**Instructions to follow**
In the entries, find all lines that hold the word "into" and copy them.

Lines of data:
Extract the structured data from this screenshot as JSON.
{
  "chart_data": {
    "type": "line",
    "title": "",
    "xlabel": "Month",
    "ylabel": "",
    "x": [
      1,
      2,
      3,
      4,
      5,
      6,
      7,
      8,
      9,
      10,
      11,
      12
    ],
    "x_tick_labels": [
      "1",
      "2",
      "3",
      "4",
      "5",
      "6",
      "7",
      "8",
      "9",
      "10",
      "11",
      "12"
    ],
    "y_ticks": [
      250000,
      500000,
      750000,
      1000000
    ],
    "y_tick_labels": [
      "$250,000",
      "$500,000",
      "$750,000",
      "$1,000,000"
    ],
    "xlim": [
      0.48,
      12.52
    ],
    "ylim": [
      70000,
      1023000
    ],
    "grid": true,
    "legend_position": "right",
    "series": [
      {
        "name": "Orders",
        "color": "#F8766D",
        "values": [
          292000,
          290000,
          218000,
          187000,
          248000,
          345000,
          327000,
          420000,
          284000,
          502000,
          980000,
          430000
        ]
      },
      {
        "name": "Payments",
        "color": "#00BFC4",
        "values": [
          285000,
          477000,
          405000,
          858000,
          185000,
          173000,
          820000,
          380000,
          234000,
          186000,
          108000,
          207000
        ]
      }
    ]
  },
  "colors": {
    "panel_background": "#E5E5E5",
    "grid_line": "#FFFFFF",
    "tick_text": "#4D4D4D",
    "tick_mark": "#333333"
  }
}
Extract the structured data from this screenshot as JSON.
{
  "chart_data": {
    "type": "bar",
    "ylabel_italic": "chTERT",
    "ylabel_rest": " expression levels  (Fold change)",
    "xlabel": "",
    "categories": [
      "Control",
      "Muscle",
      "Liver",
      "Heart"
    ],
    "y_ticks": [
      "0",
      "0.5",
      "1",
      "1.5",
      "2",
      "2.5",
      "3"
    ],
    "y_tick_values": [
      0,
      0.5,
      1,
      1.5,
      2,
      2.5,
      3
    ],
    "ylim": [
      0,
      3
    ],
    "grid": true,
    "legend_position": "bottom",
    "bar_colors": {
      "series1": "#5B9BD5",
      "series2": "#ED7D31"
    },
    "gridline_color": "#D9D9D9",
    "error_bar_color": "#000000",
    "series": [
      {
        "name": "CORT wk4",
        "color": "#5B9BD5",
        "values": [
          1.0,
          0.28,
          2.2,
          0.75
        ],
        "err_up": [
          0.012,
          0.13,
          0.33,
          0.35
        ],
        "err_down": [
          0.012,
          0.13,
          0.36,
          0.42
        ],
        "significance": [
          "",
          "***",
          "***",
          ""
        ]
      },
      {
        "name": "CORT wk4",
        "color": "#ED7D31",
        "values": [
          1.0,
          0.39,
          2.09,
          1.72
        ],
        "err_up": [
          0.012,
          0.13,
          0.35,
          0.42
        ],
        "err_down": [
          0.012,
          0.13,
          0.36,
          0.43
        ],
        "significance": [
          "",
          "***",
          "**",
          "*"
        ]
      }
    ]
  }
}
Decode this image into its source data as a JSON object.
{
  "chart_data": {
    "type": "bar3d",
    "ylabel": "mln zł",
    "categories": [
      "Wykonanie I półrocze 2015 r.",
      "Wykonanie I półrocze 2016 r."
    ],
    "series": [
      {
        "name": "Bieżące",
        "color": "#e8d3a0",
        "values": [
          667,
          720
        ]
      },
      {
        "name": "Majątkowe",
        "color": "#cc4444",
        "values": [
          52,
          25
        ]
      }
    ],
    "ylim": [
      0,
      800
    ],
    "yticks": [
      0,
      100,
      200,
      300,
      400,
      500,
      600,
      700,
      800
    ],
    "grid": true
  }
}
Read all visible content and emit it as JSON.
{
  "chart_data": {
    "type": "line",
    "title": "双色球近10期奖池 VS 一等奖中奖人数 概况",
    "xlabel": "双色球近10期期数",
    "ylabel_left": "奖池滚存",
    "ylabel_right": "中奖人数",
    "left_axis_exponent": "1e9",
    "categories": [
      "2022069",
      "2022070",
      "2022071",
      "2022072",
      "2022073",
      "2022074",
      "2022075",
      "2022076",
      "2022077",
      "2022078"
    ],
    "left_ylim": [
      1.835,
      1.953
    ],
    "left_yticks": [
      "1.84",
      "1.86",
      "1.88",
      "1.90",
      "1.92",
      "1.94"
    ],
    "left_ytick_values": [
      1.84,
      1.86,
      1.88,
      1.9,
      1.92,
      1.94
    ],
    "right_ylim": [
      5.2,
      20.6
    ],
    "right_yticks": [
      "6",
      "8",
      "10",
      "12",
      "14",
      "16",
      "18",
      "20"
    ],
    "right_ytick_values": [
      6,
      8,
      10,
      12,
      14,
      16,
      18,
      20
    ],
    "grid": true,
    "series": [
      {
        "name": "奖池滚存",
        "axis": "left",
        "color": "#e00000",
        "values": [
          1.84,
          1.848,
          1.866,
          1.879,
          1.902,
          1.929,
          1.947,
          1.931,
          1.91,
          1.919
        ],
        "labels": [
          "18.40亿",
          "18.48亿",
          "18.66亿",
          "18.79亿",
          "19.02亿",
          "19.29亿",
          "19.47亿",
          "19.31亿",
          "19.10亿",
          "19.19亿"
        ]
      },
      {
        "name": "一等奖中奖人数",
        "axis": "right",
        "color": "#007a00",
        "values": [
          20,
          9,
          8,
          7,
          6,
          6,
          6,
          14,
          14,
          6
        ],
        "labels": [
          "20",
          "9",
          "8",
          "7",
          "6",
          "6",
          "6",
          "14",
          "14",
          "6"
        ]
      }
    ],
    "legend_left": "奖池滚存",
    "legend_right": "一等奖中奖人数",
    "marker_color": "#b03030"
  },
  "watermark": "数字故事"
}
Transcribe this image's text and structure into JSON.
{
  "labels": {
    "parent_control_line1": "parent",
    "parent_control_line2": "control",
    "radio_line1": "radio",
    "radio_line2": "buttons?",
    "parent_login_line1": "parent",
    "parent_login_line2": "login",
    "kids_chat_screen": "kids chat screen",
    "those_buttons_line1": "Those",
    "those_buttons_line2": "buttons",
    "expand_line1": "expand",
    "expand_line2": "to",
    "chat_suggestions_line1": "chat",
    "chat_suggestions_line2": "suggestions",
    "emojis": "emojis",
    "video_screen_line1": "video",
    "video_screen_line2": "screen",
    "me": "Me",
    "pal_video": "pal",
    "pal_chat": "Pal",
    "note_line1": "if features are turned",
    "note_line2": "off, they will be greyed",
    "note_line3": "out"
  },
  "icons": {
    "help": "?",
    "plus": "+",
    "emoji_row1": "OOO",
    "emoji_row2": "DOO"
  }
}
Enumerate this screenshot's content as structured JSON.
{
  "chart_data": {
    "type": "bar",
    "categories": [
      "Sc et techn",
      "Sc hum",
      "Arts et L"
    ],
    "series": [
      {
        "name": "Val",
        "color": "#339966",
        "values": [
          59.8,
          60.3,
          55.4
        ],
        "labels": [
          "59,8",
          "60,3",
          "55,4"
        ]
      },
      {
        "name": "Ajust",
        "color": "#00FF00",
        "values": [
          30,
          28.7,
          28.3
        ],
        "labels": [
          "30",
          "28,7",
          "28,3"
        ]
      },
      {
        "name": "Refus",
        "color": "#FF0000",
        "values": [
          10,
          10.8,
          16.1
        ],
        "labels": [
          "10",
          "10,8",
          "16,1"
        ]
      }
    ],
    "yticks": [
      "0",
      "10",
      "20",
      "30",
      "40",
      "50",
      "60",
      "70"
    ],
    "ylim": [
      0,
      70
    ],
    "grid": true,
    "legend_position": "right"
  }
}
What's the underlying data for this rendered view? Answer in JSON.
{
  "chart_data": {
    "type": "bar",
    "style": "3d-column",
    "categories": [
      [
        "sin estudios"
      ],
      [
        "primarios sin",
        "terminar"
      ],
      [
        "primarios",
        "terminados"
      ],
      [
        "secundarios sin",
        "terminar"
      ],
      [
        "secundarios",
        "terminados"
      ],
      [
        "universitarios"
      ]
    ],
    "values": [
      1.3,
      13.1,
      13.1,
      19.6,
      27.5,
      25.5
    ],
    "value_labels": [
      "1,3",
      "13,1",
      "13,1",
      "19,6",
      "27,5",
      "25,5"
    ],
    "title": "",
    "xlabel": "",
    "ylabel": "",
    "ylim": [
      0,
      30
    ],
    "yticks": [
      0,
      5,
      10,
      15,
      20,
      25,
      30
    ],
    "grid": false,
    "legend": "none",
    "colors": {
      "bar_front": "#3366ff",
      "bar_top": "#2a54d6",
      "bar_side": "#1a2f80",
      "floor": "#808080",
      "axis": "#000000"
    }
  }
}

**Result of this task**
Decode this image into its source data as a JSON object.
Transcribe this image's text and structure into JSON.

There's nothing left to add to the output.